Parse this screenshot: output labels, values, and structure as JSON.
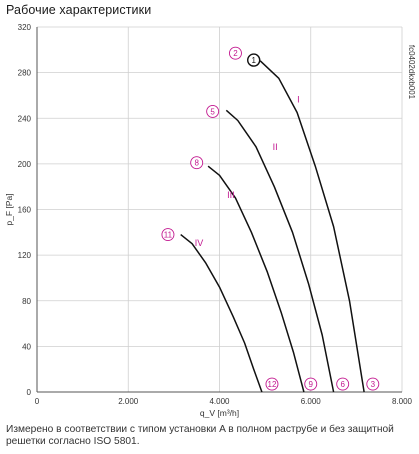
{
  "title": "Рабочие характеристики",
  "note": "Измерено в соответствии с типом установки A в полном раструбе и без защитной решетки согласно ISO 5801.",
  "colors": {
    "curve": "#c2178f",
    "grid": "#cfcfcf",
    "axis": "#555555",
    "text": "#333333"
  },
  "chart_data": {
    "type": "line",
    "xlabel": "q_V [m³/h]",
    "ylabel": "p_F [Pa]",
    "xlim": [
      0,
      8000
    ],
    "ylim": [
      0,
      320
    ],
    "xticks": [
      "0",
      "2.000",
      "4.000",
      "6.000",
      "8.000"
    ],
    "yticks": [
      "0",
      "40",
      "80",
      "120",
      "160",
      "200",
      "240",
      "280",
      "320"
    ],
    "x_tick_values": [
      0,
      2000,
      4000,
      6000,
      8000
    ],
    "y_tick_values": [
      0,
      40,
      80,
      120,
      160,
      200,
      240,
      280,
      320
    ],
    "side_code": "fc0402dkxb001",
    "series": [
      {
        "name": "I",
        "x": [
          4750,
          4900,
          5300,
          5700,
          6100,
          6500,
          6850,
          7170
        ],
        "y": [
          292,
          290,
          275,
          245,
          198,
          145,
          80,
          0
        ]
      },
      {
        "name": "II",
        "x": [
          4150,
          4400,
          4800,
          5200,
          5600,
          5950,
          6250,
          6500
        ],
        "y": [
          247,
          238,
          215,
          180,
          140,
          95,
          50,
          0
        ]
      },
      {
        "name": "III",
        "x": [
          3750,
          4000,
          4350,
          4700,
          5050,
          5350,
          5620,
          5850
        ],
        "y": [
          198,
          190,
          170,
          140,
          105,
          70,
          35,
          0
        ]
      },
      {
        "name": "IV",
        "x": [
          3150,
          3400,
          3700,
          4000,
          4300,
          4550,
          4750,
          4930
        ],
        "y": [
          138,
          130,
          113,
          92,
          66,
          43,
          20,
          0
        ]
      }
    ],
    "markers": [
      {
        "label": "2",
        "x": 4350,
        "y": 297,
        "style": "circle"
      },
      {
        "label": "1",
        "x": 4750,
        "y": 291,
        "style": "circle-bold"
      },
      {
        "label": "5",
        "x": 3850,
        "y": 246,
        "style": "circle"
      },
      {
        "label": "8",
        "x": 3500,
        "y": 201,
        "style": "circle"
      },
      {
        "label": "11",
        "x": 2870,
        "y": 138,
        "style": "circle"
      },
      {
        "label": "12",
        "x": 5150,
        "y": 7,
        "style": "circle"
      },
      {
        "label": "9",
        "x": 6000,
        "y": 7,
        "style": "circle"
      },
      {
        "label": "6",
        "x": 6700,
        "y": 7,
        "style": "circle"
      },
      {
        "label": "3",
        "x": 7360,
        "y": 7,
        "style": "circle"
      }
    ],
    "curve_labels": [
      {
        "text": "I",
        "x": 5730,
        "y": 254
      },
      {
        "text": "II",
        "x": 5220,
        "y": 212
      },
      {
        "text": "III",
        "x": 4250,
        "y": 170
      },
      {
        "text": "IV",
        "x": 3550,
        "y": 128
      }
    ]
  }
}
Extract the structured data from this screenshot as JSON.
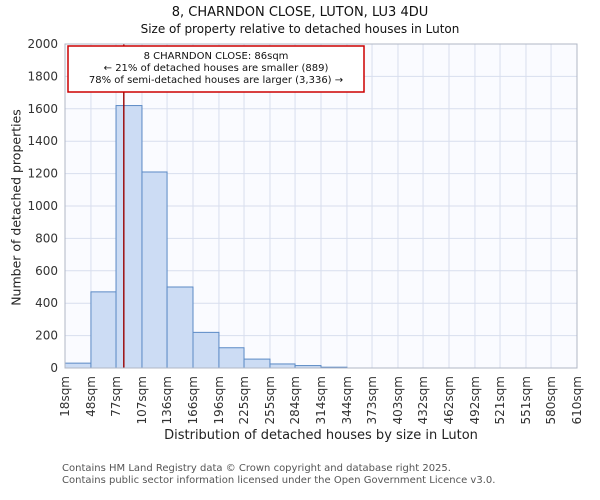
{
  "title": "8, CHARNDON CLOSE, LUTON, LU3 4DU",
  "subtitle": "Size of property relative to detached houses in Luton",
  "chart_data": {
    "type": "bar",
    "ylabel": "Number of detached properties",
    "xlabel": "Distribution of detached houses by size in Luton",
    "ylim": [
      0,
      2000
    ],
    "ytick_step": 200,
    "grid": true,
    "tick_values": [
      18,
      48,
      77,
      107,
      136,
      166,
      196,
      225,
      255,
      284,
      314,
      344,
      373,
      403,
      432,
      462,
      492,
      521,
      551,
      580,
      610
    ],
    "tick_labels": [
      "18sqm",
      "48sqm",
      "77sqm",
      "107sqm",
      "136sqm",
      "166sqm",
      "196sqm",
      "225sqm",
      "255sqm",
      "284sqm",
      "314sqm",
      "344sqm",
      "373sqm",
      "403sqm",
      "432sqm",
      "462sqm",
      "492sqm",
      "521sqm",
      "551sqm",
      "580sqm",
      "610sqm"
    ],
    "values": [
      30,
      470,
      1620,
      1210,
      500,
      220,
      125,
      55,
      25,
      15,
      5,
      0,
      0,
      0,
      0,
      0,
      0,
      0,
      0,
      0
    ],
    "bar_fill": "#ccdcf4",
    "bar_stroke": "#5b8ac5",
    "grid_color": "#d8deee",
    "plot_bg": "#fafbff",
    "spine_color": "#b0b7c6",
    "marker": {
      "value": 86,
      "color": "#990000"
    },
    "annotation": {
      "border_color": "#cc0000",
      "lines": [
        "8 CHARNDON CLOSE: 86sqm",
        "← 21% of detached houses are smaller (889)",
        "78% of semi-detached houses are larger (3,336) →"
      ]
    }
  },
  "footer": {
    "line1": "Contains HM Land Registry data © Crown copyright and database right 2025.",
    "line2": "Contains public sector information licensed under the Open Government Licence v3.0."
  }
}
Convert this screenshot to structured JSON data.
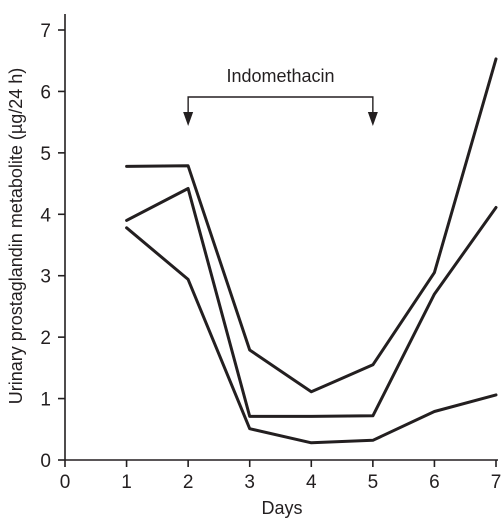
{
  "chart_data": {
    "type": "line",
    "xlabel": "Days",
    "ylabel": "Urinary prostaglandin metabolite (µg/24 h)",
    "xlim": [
      0,
      7
    ],
    "ylim": [
      0,
      7
    ],
    "x_ticks": [
      0,
      1,
      2,
      3,
      4,
      5,
      6,
      7
    ],
    "y_ticks": [
      0,
      1,
      2,
      3,
      4,
      5,
      6,
      7
    ],
    "grid": false,
    "legend": "none",
    "x": [
      1,
      2,
      3,
      4,
      5,
      6,
      7
    ],
    "series": [
      {
        "values": [
          4.78,
          4.79,
          1.79,
          1.11,
          1.55,
          3.05,
          6.53
        ]
      },
      {
        "values": [
          3.9,
          4.42,
          0.71,
          0.71,
          0.72,
          2.7,
          4.11
        ]
      },
      {
        "values": [
          3.78,
          2.94,
          0.51,
          0.28,
          0.32,
          0.79,
          1.06
        ]
      }
    ],
    "annotation": {
      "text": "Indomethacin",
      "x_start": 2,
      "x_end": 5
    }
  },
  "colors": {
    "ink": "#231f20",
    "background": "#ffffff"
  }
}
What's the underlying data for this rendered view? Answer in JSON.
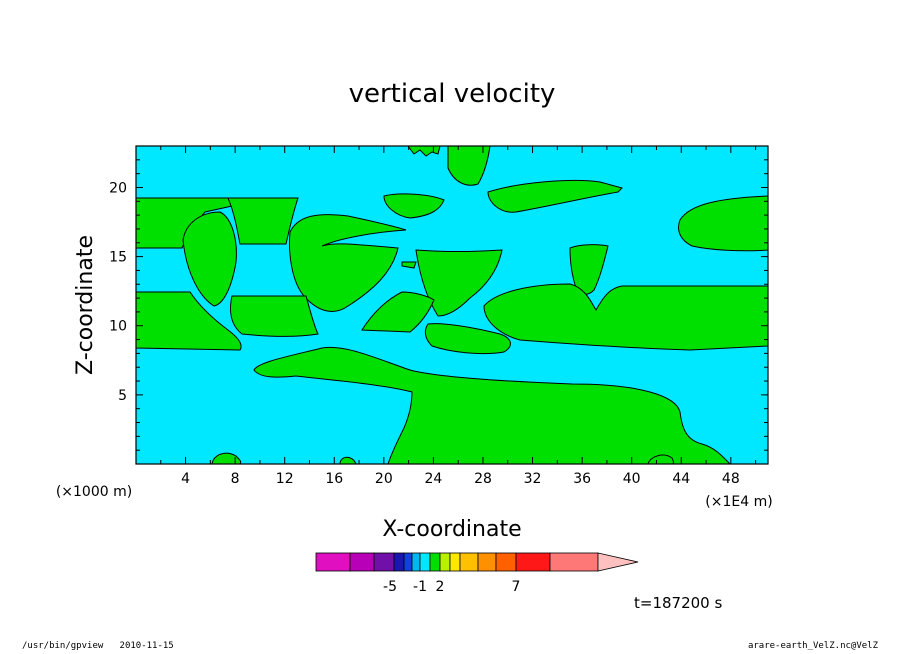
{
  "chart_data": {
    "type": "heatmap",
    "title": "vertical velocity",
    "xlabel": "X-coordinate",
    "ylabel": "Z-coordinate",
    "x_units_label": "(×1000 m)",
    "x_secondary_units_label": "(×1E4 m)",
    "xlim": [
      0,
      51
    ],
    "ylim": [
      0,
      23
    ],
    "x_ticks": [
      4,
      8,
      12,
      16,
      20,
      24,
      28,
      32,
      36,
      40,
      44,
      48
    ],
    "y_ticks": [
      5,
      10,
      15,
      20
    ],
    "time_label": "t=187200 s",
    "colorbar": {
      "tick_labels": [
        "-5",
        "-1",
        "2",
        "7"
      ],
      "colors": [
        "#e010c0",
        "#b800b8",
        "#7010a8",
        "#1818b0",
        "#1040e0",
        "#00b8f0",
        "#00e8ff",
        "#00e000",
        "#b8f000",
        "#ffe800",
        "#ffc000",
        "#ff9000",
        "#ff6000",
        "#ff1818",
        "#ff7878"
      ],
      "extend_color": "#ffc0c0"
    },
    "background_color": "#00e8ff",
    "positive_color": "#00e000"
  },
  "footer": {
    "left": "/usr/bin/gpview   2010-11-15",
    "right": "arare-earth_VelZ.nc@VelZ"
  }
}
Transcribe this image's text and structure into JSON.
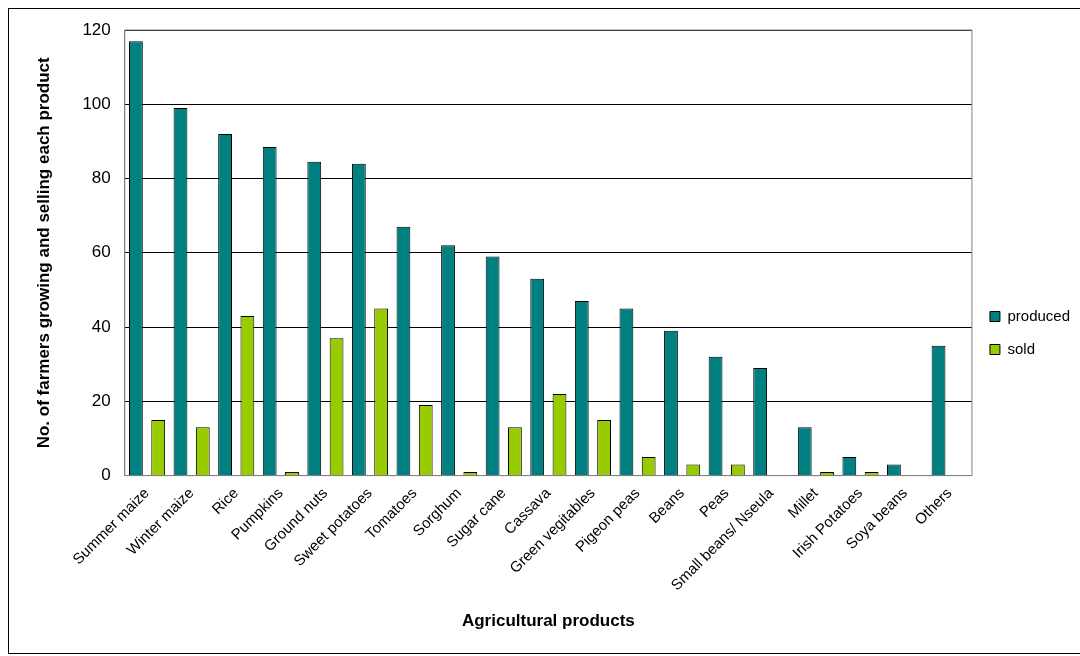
{
  "chart_data": {
    "type": "bar",
    "xlabel": "Agricultural products",
    "ylabel": "No. of farmers growing and selling each product",
    "categories": [
      "Summer maize",
      "Winter maize",
      "Rice",
      "Pumpkins",
      "Ground nuts",
      "Sweet potatoes",
      "Tomatoes",
      "Sorghum",
      "Sugar cane",
      "Cassava",
      "Green vegitables",
      "Pigeon peas",
      "Beans",
      "Peas",
      "Small beans/ Nseula",
      "Millet",
      "Irish Potatoes",
      "Soya beans",
      "Others"
    ],
    "series": [
      {
        "name": "produced",
        "color": "#008080",
        "values": [
          117,
          99,
          92,
          88.5,
          84.5,
          84,
          67,
          62,
          59,
          53,
          47,
          45,
          39,
          32,
          29,
          13,
          5,
          3,
          35
        ]
      },
      {
        "name": "sold",
        "color": "#99cc00",
        "values": [
          15,
          13,
          43,
          1,
          37,
          45,
          19,
          1,
          13,
          22,
          15,
          5,
          3,
          3,
          0,
          1,
          1,
          0,
          0
        ]
      }
    ],
    "ylim": [
      0,
      120
    ],
    "yticks": [
      0,
      20,
      40,
      60,
      80,
      100,
      120
    ],
    "grid": "y",
    "legend": "right"
  }
}
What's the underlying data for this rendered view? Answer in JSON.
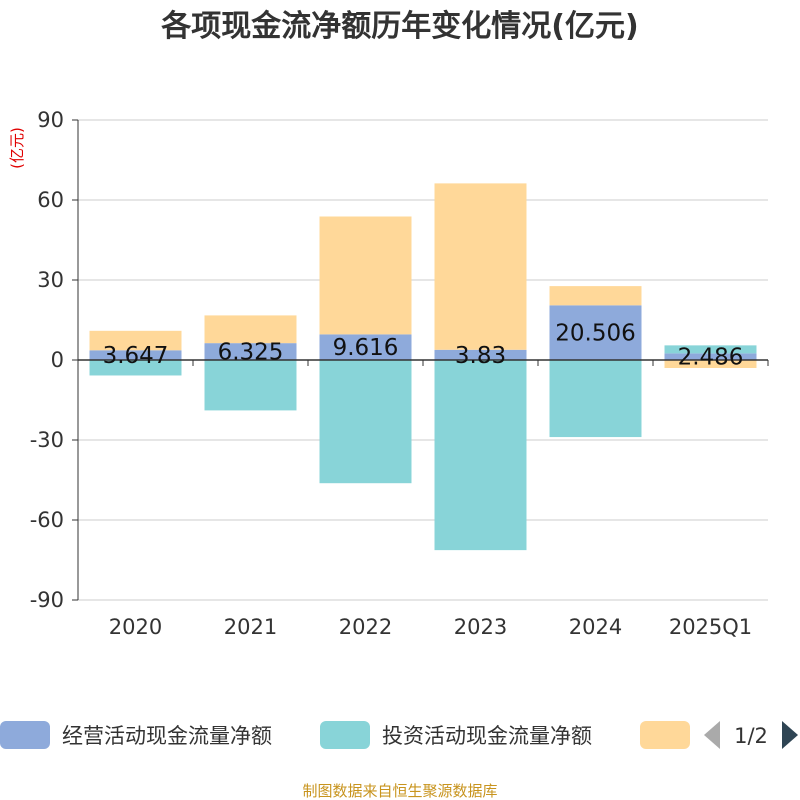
{
  "chart_data": {
    "type": "bar",
    "title": "各项现金流净额历年变化情况(亿元)",
    "ylabel": "(亿元)",
    "xlabel": "",
    "ylim": [
      -90,
      90
    ],
    "yticks": [
      90,
      60,
      30,
      0,
      -30,
      -60,
      -90
    ],
    "categories": [
      "2020",
      "2021",
      "2022",
      "2023",
      "2024",
      "2025Q1"
    ],
    "series": [
      {
        "name": "经营活动现金流量净额",
        "color": "#8eaadb",
        "values": [
          3.647,
          6.325,
          9.616,
          3.83,
          20.506,
          2.486
        ],
        "labels": [
          "3.647",
          "6.325",
          "9.616",
          "3.83",
          "20.506",
          "2.486"
        ]
      },
      {
        "name": "投资活动现金流量净额",
        "color": "#88d4d8",
        "values": [
          -5.8,
          -18.9,
          -46.2,
          -71.3,
          -28.9,
          3.0
        ],
        "labels": null
      },
      {
        "name": "",
        "color": "#ffd899",
        "values": [
          7.3,
          10.4,
          44.2,
          62.4,
          7.2,
          -3.0
        ],
        "labels": null
      }
    ],
    "grid": true,
    "legend_position": "bottom"
  },
  "legend": {
    "page": "1/2"
  },
  "source": "制图数据来自恒生聚源数据库"
}
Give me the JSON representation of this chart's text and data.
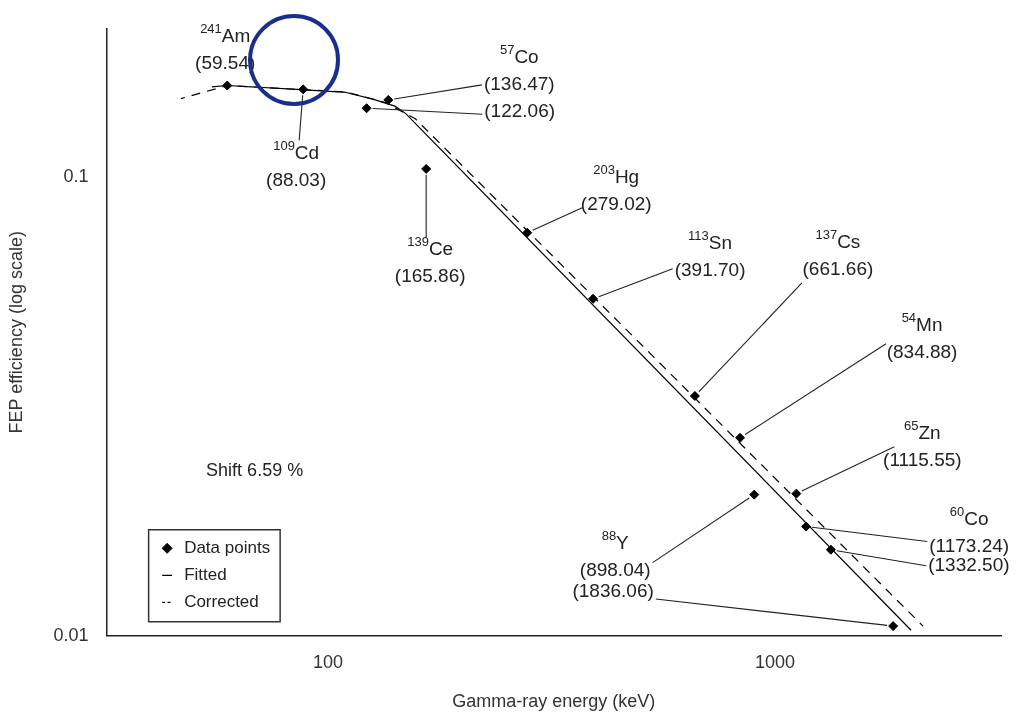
{
  "chart_data": {
    "type": "scatter",
    "xlabel": "Gamma-ray energy (keV)",
    "ylabel": "FEP efficiency (log scale)",
    "log": "xy",
    "xlim": [
      32,
      3200
    ],
    "ylim": [
      0.01,
      0.21
    ],
    "xticks": [
      100,
      1000
    ],
    "yticks": [
      0.01,
      0.1
    ],
    "legend": "bottom left",
    "series": [
      {
        "name": "Data points",
        "color": "#000000",
        "marker": "diamond",
        "x": [
          59.54,
          88.03,
          136.47,
          122.06,
          165.86,
          279.02,
          391.7,
          661.66,
          834.88,
          898.04,
          1115.55,
          1173.24,
          1332.5,
          1836.06
        ],
        "values": [
          0.158,
          0.155,
          0.147,
          0.141,
          0.104,
          0.0755,
          0.0542,
          0.0333,
          0.027,
          0.0203,
          0.0204,
          0.0173,
          0.0154,
          0.0105
        ]
      },
      {
        "name": "Fitted",
        "type": "line",
        "color": "#000000",
        "line_style": "solid",
        "x": [
          55,
          59.6,
          85.1,
          109.8,
          126,
          141.7,
          149.1,
          2014
        ],
        "values": [
          0.157,
          0.158,
          0.155,
          0.1526,
          0.1476,
          0.1423,
          0.1374,
          0.01028
        ]
      },
      {
        "name": "Corrected",
        "type": "line",
        "color": "#000000",
        "line_style": "dashed",
        "x": [
          46.9,
          59.6,
          85.1,
          109.8,
          134.6,
          156.9,
          2141
        ],
        "values": [
          0.148,
          0.158,
          0.155,
          0.153,
          0.145,
          0.1337,
          0.0105
        ]
      }
    ],
    "annotations": [
      {
        "text": "$^{241}$Am\n(59.54)",
        "x": 59.54,
        "y": 0.158
      },
      {
        "text": "$^{109}$Cd\n(88.03)",
        "x": 88.03,
        "y": 0.155
      },
      {
        "text": "$^{57}$Co\n(136.47)",
        "x": 136.47,
        "y": 0.147
      },
      {
        "text": "(122.06)",
        "x": 122.06,
        "y": 0.141
      },
      {
        "text": "$^{139}$Ce\n(165.86)",
        "x": 165.86,
        "y": 0.104
      },
      {
        "text": "$^{203}$Hg\n(279.02)",
        "x": 279.02,
        "y": 0.0755
      },
      {
        "text": "$^{113}$Sn\n(391.70)",
        "x": 391.7,
        "y": 0.0542
      },
      {
        "text": "$^{137}$Cs\n(661.66)",
        "x": 661.66,
        "y": 0.0333
      },
      {
        "text": "$^{54}$Mn\n(834.88)",
        "x": 834.88,
        "y": 0.027
      },
      {
        "text": "$^{88}$Y\n(898.04)",
        "x": 898.04,
        "y": 0.0203
      },
      {
        "text": "$^{65}$Zn\n(1115.55)",
        "x": 1115.55,
        "y": 0.0204
      },
      {
        "text": "$^{60}$Co\n(1173.24)",
        "x": 1173.24,
        "y": 0.0173
      },
      {
        "text": "(1332.50)",
        "x": 1332.5,
        "y": 0.0154
      },
      {
        "text": "(1836.06)",
        "x": 1836.06,
        "y": 0.0105
      },
      "Shift 6.59 %"
    ]
  }
}
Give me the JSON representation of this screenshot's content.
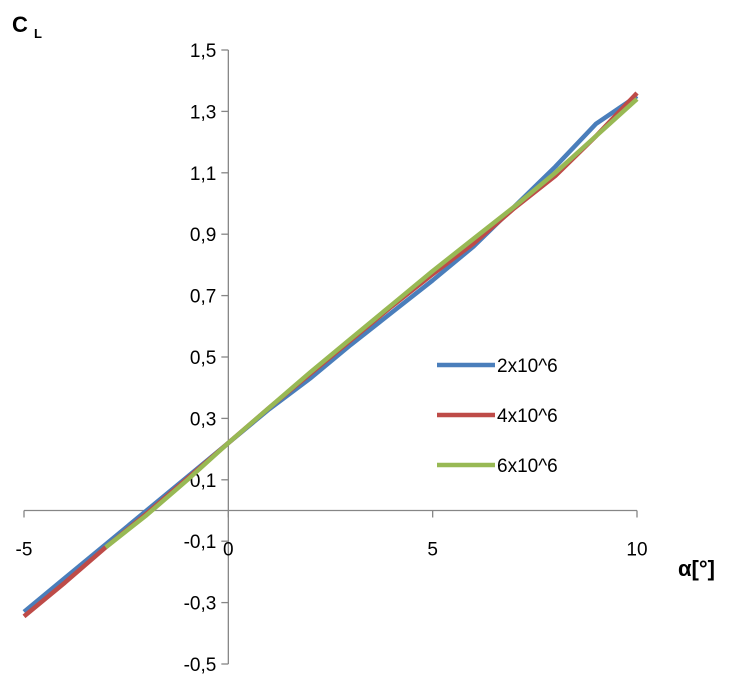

§ **Short task**: Filter the listing above by the word "this"; copy each line that passes.

§ **Response below**:
Parse this screenshot: output labels, values, and structure as JSON.
Extract the structured data from this screenshot as JSON.
Convert this screenshot to structured JSON data.
What's the underlying data for this rendered view? Answer in JSON.
Transcribe this image's text and structure into JSON.
What's the underlying data for this rendered view? Answer in JSON.
Give me the JSON representation of this chart's text and data.
Give me the JSON representation of this screenshot's content.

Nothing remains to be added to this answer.